(SET EXERCISE) Look through the entries below and report how many lines hold the string "шпаклевки". Only the number is wanted.

(MATERIAL FOR THIS EXERCISE)
====

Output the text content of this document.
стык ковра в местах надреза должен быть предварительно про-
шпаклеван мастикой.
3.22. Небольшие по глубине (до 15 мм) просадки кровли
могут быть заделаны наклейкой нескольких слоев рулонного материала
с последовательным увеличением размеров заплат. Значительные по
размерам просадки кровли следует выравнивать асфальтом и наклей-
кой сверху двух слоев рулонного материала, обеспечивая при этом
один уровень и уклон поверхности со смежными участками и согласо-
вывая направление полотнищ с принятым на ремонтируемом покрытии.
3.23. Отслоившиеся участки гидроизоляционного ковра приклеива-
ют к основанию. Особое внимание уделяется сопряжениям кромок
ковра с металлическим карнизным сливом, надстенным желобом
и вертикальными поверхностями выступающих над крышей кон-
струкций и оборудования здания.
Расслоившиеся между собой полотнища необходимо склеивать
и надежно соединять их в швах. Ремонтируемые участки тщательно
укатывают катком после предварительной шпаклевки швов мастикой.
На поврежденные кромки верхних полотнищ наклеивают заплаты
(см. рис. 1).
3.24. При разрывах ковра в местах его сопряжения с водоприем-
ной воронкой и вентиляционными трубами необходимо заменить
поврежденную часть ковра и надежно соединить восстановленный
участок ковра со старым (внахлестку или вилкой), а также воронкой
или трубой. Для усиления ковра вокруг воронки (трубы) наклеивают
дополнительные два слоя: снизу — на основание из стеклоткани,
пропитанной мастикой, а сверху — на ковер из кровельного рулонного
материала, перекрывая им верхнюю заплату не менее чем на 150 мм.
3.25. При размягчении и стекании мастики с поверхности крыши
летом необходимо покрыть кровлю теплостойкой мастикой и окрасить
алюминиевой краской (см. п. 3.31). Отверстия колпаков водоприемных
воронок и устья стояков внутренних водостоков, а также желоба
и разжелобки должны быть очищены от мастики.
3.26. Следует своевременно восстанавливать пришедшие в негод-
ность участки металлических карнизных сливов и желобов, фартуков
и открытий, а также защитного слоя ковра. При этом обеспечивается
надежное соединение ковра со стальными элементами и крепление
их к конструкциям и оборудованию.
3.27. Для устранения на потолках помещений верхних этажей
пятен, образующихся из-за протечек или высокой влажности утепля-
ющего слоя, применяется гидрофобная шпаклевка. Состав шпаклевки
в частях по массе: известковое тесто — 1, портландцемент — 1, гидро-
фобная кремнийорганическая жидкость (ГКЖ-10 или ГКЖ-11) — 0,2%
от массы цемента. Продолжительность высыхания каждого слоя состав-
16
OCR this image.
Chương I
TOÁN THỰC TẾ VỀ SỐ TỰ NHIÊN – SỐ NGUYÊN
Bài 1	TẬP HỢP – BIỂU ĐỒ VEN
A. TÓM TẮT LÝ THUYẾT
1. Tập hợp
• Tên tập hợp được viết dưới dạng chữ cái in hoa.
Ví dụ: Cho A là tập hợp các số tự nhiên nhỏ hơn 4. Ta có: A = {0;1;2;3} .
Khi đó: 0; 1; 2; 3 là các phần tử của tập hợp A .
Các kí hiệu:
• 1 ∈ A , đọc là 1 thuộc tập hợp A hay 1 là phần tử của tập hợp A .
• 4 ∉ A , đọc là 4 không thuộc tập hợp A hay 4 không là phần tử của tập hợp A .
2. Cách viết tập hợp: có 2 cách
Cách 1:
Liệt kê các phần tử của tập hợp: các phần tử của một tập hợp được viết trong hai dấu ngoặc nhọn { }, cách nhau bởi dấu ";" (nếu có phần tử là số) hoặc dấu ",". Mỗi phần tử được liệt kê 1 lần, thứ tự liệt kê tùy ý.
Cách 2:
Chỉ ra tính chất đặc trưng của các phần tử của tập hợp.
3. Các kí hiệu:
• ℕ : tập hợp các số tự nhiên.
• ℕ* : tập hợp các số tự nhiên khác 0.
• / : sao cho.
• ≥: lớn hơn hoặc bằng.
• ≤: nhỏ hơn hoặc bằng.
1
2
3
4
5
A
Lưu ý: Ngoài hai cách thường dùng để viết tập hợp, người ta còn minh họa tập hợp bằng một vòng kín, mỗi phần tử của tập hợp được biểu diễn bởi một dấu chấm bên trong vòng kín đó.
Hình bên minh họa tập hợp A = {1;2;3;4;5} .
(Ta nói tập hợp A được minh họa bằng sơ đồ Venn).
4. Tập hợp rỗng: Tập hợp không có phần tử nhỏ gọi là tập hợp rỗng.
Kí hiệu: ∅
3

====

(RESULT OF THE TASK) 2